*Objective*. Retype the part of the listing that opens with the line containing "202, 1504, 216]" and closes with the line containing "back-button[interactable]: ← bbox=[77, 86, 103, 107]", both of those lines included, keeping every character unchanged.

*Recorded data*.
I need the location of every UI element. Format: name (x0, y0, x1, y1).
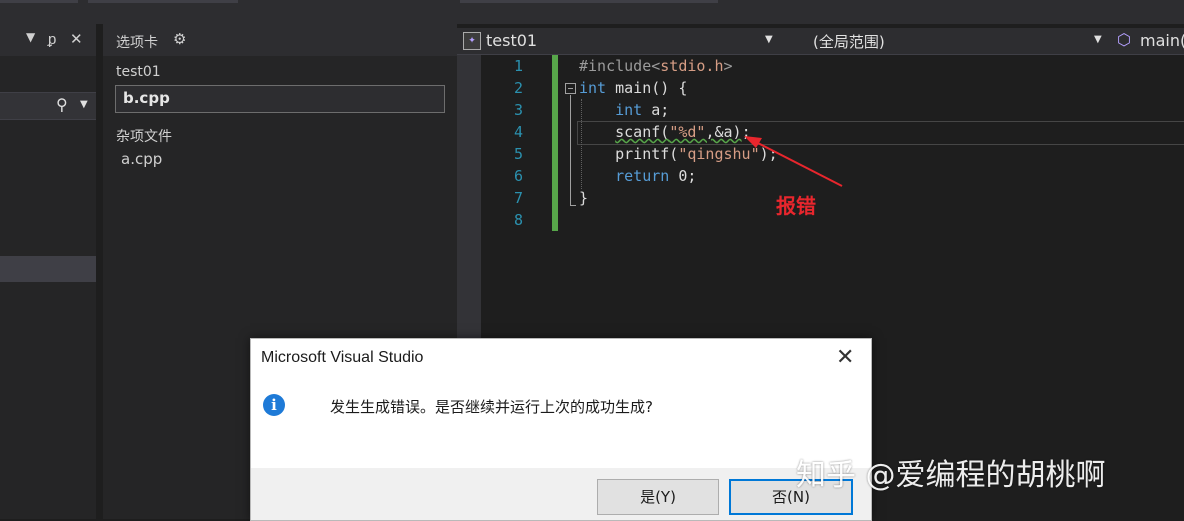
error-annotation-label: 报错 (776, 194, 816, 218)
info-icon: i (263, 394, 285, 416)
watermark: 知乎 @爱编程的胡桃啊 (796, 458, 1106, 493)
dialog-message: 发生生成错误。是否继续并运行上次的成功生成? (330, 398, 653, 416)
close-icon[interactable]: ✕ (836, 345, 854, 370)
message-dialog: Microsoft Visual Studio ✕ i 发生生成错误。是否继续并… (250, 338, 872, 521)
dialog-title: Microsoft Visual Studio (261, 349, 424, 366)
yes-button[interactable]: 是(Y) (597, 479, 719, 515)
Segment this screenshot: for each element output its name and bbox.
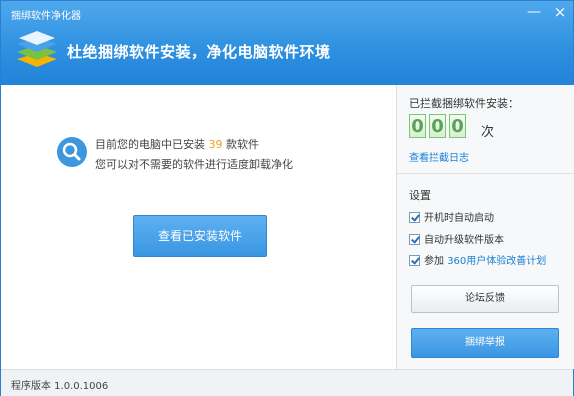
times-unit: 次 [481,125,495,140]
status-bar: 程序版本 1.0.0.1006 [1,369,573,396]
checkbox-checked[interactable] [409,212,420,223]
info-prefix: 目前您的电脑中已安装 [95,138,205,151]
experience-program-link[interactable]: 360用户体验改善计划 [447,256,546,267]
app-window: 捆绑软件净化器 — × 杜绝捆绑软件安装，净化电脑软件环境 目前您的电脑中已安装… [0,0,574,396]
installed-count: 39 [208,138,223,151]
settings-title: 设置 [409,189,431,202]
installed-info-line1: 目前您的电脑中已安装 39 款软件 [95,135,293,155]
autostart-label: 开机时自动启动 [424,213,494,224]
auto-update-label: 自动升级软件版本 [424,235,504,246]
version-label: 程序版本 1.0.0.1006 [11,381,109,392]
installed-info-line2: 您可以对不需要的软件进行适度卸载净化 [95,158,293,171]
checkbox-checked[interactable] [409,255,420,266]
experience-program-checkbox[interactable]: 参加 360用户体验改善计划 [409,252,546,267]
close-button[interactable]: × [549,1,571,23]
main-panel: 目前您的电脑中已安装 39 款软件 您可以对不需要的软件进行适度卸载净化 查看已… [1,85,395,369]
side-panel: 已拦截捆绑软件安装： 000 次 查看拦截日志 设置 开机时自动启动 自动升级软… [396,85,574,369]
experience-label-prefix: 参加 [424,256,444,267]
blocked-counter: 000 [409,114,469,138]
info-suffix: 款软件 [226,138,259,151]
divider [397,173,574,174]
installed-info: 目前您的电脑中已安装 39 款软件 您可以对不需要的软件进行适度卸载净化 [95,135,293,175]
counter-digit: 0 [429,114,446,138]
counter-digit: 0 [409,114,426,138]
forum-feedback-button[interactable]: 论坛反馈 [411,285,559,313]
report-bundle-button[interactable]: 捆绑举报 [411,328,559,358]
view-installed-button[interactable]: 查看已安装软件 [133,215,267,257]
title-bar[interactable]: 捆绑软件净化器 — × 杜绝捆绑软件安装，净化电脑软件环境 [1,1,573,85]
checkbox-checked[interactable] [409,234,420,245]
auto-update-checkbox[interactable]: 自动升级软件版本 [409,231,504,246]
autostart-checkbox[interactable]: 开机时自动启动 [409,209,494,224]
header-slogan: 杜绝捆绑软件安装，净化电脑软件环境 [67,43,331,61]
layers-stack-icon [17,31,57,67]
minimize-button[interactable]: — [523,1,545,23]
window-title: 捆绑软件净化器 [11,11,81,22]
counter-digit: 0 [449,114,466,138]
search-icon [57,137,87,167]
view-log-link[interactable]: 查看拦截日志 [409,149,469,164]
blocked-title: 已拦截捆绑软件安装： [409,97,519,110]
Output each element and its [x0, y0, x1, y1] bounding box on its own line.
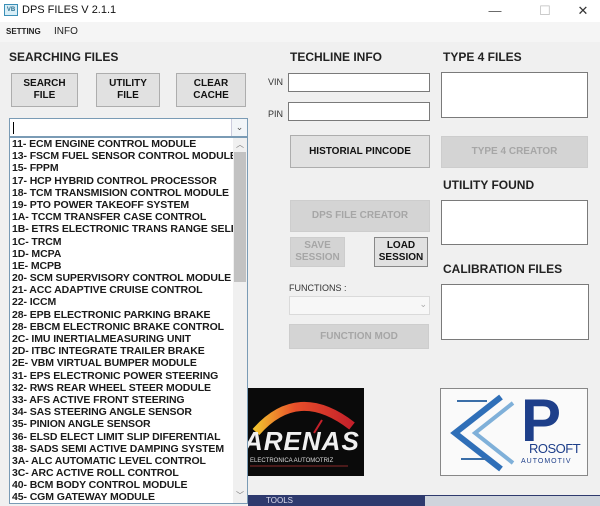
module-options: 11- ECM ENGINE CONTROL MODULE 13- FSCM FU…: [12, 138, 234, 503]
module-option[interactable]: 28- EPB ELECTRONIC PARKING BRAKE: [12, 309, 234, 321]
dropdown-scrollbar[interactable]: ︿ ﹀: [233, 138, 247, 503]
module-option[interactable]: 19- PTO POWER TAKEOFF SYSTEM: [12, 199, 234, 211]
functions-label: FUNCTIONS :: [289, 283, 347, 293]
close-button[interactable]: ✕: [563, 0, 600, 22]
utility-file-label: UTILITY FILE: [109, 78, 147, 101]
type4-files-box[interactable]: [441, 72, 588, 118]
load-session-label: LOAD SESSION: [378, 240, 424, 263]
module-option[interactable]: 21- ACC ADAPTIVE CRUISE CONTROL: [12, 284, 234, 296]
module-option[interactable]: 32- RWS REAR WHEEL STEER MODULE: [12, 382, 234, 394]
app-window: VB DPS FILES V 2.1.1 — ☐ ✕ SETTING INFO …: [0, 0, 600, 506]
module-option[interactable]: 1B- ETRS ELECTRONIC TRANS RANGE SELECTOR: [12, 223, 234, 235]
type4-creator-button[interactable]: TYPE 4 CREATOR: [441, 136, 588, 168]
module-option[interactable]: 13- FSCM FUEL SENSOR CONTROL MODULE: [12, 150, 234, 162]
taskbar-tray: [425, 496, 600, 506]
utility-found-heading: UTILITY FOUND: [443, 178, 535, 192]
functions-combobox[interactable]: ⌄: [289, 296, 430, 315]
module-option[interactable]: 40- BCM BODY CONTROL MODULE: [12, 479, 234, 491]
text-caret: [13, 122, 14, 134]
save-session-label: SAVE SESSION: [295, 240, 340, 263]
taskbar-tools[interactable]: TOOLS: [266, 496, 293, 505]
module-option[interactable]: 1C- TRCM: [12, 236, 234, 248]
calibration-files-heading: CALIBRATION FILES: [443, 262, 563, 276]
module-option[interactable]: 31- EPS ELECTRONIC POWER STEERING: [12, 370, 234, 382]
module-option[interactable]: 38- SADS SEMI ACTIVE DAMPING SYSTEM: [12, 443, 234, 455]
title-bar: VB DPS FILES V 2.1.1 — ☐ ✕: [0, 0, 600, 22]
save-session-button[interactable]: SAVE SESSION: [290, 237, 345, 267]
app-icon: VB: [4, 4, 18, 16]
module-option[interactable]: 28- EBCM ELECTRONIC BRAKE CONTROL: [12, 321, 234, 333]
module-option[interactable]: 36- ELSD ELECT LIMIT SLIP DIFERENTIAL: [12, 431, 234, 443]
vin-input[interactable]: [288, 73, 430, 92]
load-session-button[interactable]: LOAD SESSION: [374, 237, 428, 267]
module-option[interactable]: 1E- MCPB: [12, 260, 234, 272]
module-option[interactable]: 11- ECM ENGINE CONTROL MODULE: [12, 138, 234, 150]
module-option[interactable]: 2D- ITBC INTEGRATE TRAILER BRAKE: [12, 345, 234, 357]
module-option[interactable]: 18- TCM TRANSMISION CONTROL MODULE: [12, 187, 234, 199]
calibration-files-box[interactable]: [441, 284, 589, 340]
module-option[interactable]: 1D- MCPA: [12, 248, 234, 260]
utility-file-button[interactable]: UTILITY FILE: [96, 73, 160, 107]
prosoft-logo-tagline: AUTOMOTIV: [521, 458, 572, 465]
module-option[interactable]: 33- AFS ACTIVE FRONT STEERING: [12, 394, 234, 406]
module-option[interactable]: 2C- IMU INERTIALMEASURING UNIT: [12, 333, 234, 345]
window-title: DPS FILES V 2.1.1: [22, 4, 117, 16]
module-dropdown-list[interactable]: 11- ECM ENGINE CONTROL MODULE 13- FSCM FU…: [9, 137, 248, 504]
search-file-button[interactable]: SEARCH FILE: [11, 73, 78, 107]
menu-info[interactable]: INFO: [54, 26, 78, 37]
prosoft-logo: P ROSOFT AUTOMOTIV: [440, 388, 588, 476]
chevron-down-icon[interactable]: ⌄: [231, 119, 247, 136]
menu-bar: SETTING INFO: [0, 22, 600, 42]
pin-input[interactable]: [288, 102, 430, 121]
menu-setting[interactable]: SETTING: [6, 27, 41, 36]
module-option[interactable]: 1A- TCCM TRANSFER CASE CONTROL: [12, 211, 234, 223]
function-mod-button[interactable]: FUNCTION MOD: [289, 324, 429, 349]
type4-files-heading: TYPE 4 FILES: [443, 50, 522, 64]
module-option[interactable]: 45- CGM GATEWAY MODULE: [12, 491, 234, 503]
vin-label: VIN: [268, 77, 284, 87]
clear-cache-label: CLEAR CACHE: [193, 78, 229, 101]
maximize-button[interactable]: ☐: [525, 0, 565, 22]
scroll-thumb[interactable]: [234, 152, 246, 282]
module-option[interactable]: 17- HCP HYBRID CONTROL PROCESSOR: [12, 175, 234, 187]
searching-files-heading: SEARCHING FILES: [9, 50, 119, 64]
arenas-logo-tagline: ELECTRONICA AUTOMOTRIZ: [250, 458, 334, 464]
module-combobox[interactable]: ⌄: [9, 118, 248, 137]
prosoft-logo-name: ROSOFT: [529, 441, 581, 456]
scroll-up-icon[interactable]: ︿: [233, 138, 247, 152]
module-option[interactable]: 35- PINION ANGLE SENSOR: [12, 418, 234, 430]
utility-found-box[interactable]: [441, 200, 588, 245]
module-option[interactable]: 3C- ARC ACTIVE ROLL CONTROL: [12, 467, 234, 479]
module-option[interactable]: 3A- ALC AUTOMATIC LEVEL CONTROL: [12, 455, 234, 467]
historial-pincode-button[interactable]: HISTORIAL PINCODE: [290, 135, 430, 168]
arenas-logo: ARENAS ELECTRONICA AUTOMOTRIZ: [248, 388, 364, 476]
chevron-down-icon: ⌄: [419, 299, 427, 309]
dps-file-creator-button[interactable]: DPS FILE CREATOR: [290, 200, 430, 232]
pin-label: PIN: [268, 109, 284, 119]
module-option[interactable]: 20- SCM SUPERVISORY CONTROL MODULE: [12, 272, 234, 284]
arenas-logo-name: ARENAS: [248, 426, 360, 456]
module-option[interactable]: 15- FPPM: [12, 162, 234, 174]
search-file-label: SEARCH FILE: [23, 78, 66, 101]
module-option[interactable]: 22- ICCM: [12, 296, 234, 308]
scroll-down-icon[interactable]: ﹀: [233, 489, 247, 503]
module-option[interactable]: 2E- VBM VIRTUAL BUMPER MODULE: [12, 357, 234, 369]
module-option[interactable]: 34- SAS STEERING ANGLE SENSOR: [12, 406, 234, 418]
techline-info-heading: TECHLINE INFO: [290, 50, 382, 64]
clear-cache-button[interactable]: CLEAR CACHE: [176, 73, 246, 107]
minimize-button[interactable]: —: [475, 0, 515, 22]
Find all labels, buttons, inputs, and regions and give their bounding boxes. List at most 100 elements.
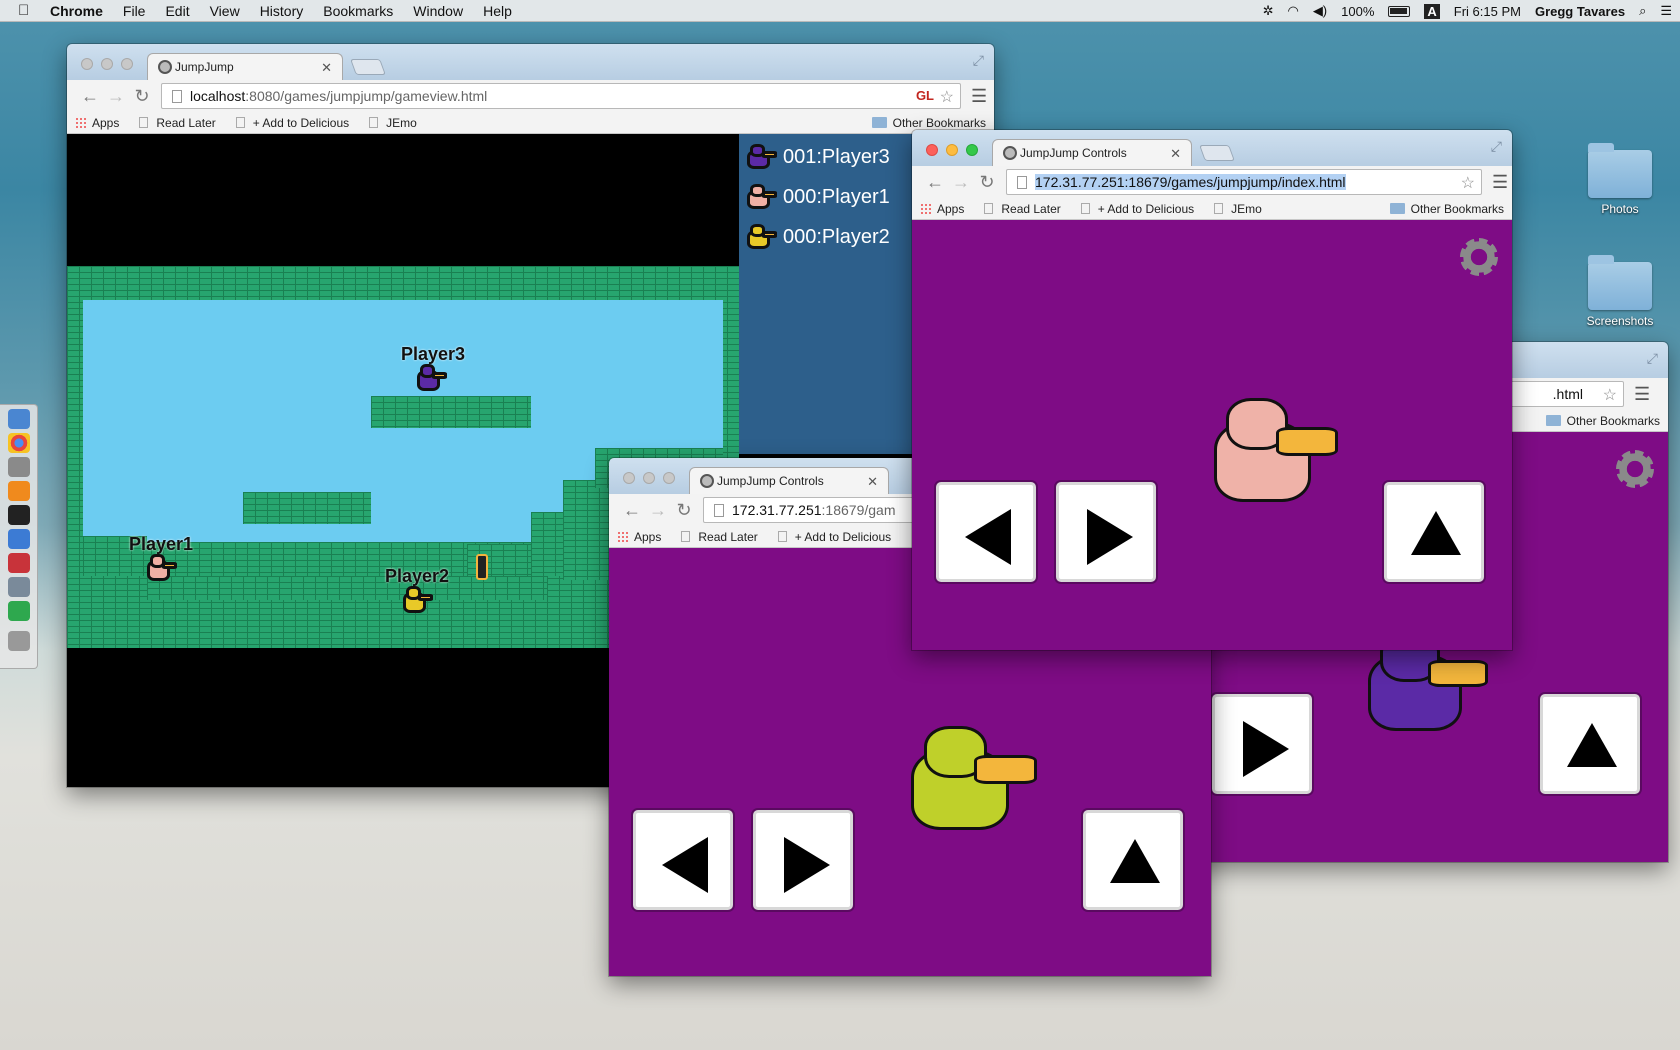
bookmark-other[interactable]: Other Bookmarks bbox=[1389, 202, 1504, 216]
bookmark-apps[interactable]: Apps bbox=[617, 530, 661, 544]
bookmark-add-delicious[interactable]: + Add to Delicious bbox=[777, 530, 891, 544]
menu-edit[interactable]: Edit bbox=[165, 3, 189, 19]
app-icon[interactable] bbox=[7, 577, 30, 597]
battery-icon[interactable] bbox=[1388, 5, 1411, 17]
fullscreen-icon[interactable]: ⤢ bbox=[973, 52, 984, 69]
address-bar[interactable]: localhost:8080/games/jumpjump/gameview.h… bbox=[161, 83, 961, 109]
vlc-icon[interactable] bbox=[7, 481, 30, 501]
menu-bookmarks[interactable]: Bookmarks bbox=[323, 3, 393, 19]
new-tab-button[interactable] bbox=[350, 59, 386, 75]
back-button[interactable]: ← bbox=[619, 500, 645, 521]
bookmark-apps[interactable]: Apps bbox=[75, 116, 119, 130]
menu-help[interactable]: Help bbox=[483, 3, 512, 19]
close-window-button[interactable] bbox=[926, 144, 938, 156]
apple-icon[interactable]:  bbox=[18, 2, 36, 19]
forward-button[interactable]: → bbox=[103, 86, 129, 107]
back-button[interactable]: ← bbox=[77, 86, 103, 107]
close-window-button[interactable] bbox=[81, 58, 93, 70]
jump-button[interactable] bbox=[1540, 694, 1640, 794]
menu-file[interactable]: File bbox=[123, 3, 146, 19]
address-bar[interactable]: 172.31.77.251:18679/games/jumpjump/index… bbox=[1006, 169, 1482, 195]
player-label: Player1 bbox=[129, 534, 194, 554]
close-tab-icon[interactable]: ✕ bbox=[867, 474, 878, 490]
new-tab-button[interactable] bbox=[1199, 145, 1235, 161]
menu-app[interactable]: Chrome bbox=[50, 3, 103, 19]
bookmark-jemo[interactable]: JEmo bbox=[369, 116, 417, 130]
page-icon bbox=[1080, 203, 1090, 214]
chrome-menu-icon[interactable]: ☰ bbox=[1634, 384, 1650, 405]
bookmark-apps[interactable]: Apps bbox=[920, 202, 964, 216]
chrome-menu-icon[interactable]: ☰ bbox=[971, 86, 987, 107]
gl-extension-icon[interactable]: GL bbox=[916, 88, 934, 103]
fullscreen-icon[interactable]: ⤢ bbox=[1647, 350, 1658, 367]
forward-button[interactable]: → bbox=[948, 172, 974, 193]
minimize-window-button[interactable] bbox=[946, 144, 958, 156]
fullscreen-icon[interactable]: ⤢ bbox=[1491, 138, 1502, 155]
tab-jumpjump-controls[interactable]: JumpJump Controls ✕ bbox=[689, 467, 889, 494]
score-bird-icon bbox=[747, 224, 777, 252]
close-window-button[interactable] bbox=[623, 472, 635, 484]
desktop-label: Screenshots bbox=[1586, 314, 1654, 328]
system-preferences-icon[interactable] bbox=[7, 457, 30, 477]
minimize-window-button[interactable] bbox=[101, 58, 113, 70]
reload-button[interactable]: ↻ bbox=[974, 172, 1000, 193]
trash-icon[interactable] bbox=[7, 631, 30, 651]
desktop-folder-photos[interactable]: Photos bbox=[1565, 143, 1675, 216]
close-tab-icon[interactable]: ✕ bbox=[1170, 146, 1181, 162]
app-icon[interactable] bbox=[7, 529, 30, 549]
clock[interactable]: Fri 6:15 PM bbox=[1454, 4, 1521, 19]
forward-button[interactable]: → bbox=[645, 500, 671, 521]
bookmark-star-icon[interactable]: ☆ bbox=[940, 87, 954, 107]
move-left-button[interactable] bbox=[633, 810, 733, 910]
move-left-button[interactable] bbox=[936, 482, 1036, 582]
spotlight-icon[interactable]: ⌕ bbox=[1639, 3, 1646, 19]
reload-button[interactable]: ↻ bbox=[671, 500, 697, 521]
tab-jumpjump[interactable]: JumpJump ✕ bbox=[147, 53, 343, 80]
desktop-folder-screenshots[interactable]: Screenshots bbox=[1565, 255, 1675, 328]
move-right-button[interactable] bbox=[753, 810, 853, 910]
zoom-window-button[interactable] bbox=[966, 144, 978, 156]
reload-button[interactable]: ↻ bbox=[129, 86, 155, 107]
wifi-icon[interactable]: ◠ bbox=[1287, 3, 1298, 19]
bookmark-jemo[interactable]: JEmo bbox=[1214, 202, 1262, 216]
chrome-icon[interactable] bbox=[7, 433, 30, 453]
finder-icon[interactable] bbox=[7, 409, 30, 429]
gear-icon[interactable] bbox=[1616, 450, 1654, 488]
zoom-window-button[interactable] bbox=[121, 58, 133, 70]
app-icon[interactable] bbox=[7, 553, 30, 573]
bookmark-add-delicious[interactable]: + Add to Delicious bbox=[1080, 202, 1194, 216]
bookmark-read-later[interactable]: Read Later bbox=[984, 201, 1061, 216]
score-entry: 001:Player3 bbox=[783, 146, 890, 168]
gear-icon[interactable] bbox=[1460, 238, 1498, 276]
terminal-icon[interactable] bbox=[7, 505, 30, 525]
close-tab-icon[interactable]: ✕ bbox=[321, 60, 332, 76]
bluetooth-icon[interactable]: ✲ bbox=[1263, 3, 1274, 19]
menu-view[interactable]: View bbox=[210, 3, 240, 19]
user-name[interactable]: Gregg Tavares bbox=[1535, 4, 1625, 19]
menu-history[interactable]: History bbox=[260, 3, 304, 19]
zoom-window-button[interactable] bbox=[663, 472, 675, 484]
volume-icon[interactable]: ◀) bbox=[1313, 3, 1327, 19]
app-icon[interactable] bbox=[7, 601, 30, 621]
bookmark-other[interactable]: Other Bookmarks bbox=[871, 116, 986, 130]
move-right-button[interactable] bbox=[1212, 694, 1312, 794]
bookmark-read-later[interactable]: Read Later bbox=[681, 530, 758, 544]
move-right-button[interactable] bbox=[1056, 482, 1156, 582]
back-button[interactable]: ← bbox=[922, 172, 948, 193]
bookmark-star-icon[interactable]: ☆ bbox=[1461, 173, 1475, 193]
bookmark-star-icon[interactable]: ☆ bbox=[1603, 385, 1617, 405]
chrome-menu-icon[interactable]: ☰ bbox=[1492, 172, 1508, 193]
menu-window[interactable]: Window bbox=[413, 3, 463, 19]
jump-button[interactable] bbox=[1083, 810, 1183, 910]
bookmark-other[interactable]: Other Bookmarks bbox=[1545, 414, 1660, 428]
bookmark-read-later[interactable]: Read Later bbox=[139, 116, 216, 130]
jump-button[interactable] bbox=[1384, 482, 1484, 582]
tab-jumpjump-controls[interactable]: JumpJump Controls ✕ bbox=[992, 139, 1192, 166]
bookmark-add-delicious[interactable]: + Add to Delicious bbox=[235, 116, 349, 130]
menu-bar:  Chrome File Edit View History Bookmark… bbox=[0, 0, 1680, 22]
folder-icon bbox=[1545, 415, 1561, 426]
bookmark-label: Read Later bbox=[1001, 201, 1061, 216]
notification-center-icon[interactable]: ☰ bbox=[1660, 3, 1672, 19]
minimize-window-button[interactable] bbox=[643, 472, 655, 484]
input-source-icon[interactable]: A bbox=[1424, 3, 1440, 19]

*Completed task*.
bookmark-other[interactable]: Other Bookmarks bbox=[1389, 202, 1504, 216]
bookmark-apps[interactable]: Apps bbox=[617, 530, 661, 544]
bookmark-add-delicious[interactable]: + Add to Delicious bbox=[777, 530, 891, 544]
menu-edit[interactable]: Edit bbox=[165, 3, 189, 19]
app-icon[interactable] bbox=[7, 577, 30, 597]
battery-icon[interactable] bbox=[1388, 5, 1411, 17]
fullscreen-icon[interactable]: ⤢ bbox=[973, 52, 984, 69]
address-bar[interactable]: localhost:8080/games/jumpjump/gameview.h… bbox=[161, 83, 961, 109]
vlc-icon[interactable] bbox=[7, 481, 30, 501]
menu-bookmarks[interactable]: Bookmarks bbox=[323, 3, 393, 19]
new-tab-button[interactable] bbox=[350, 59, 386, 75]
back-button[interactable]: ← bbox=[619, 500, 645, 521]
bookmark-apps[interactable]: Apps bbox=[75, 116, 119, 130]
menu-help[interactable]: Help bbox=[483, 3, 512, 19]
close-window-button[interactable] bbox=[926, 144, 938, 156]
apple-icon[interactable]:  bbox=[18, 2, 36, 19]
forward-button[interactable]: → bbox=[103, 86, 129, 107]
back-button[interactable]: ← bbox=[77, 86, 103, 107]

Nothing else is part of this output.